* [Your instructions] For the listing underneath, give the count of lines containing the string "κανονική" and nothing further.

-- Start Raw records --

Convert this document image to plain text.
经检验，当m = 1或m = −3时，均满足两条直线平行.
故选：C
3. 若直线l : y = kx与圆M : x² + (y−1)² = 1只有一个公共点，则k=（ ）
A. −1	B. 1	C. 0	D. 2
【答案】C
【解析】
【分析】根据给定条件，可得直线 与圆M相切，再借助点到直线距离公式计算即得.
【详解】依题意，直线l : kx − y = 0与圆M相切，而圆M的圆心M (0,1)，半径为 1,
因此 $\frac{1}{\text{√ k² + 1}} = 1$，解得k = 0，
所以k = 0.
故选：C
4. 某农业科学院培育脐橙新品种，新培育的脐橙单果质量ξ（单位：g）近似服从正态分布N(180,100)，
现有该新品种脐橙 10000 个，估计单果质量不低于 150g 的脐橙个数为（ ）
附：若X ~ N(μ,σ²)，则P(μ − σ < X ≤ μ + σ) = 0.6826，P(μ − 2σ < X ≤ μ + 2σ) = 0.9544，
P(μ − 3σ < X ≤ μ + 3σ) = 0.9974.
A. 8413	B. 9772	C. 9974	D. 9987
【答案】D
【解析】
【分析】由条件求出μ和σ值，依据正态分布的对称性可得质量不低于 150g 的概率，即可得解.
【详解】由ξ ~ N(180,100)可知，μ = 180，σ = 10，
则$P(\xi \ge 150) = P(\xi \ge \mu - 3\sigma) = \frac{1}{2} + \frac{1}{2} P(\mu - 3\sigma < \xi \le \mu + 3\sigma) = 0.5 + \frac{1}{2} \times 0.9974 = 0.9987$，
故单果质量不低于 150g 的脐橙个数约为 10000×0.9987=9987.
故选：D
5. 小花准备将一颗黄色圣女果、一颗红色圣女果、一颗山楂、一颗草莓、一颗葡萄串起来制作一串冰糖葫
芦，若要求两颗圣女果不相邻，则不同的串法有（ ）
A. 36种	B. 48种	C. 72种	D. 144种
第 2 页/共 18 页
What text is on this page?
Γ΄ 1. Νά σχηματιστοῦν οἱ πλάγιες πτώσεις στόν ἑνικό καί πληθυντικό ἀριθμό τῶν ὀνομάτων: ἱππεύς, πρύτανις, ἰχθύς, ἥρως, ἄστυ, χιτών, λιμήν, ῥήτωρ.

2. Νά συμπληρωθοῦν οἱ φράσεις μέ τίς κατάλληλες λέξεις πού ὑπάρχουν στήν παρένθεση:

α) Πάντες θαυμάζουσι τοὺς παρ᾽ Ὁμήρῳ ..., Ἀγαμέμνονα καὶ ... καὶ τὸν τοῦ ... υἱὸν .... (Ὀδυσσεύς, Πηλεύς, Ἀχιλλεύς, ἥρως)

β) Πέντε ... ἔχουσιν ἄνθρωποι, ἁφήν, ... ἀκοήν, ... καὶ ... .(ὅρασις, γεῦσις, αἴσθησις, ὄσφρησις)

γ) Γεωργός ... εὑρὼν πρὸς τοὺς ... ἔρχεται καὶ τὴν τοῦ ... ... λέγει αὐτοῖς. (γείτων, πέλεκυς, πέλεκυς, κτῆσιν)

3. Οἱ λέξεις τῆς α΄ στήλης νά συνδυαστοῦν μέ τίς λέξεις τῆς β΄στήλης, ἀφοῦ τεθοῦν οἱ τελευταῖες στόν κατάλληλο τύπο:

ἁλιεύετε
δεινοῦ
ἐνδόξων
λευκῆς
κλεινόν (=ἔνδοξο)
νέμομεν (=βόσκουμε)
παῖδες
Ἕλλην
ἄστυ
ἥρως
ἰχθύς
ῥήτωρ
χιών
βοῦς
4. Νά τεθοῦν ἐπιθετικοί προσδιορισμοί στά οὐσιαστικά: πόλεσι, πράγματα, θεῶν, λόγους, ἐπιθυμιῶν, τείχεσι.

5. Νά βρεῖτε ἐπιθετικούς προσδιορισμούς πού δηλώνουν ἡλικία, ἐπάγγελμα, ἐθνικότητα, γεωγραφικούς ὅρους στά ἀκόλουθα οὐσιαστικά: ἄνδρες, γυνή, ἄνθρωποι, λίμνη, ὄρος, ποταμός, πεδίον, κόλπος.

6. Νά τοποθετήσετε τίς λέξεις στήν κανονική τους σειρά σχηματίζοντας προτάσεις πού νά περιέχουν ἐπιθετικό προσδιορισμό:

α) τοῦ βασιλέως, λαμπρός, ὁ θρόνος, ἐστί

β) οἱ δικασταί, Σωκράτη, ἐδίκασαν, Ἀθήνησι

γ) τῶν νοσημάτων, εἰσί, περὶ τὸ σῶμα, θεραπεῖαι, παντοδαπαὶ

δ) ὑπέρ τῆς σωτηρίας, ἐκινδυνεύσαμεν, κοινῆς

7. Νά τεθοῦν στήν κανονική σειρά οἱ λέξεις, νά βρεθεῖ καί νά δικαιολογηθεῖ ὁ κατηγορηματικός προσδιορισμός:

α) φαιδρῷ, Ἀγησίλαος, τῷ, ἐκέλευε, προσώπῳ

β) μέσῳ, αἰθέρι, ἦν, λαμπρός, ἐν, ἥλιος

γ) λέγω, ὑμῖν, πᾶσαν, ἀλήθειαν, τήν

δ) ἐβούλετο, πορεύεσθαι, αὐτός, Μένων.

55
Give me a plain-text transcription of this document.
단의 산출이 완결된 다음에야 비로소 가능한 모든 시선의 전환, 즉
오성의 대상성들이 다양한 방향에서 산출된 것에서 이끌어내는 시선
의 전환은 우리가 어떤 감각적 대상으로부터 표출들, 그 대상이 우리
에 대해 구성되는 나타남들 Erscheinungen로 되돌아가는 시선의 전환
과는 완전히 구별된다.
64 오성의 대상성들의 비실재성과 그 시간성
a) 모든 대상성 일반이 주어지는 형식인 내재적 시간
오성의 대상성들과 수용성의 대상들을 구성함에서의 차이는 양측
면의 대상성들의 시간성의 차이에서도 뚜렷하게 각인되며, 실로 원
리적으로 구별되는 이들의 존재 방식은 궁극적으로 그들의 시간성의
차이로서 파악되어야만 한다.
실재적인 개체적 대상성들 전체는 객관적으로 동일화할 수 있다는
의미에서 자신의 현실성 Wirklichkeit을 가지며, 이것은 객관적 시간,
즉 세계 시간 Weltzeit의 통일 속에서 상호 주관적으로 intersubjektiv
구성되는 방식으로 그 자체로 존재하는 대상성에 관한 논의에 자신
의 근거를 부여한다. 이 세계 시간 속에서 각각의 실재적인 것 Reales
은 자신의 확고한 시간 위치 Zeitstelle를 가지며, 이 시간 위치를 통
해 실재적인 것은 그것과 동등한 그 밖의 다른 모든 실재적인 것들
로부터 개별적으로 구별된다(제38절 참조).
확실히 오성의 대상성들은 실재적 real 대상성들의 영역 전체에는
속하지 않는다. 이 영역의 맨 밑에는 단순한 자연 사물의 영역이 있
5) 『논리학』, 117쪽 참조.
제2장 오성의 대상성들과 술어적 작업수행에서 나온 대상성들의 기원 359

-- End Raw records --

* [Solved problem] 2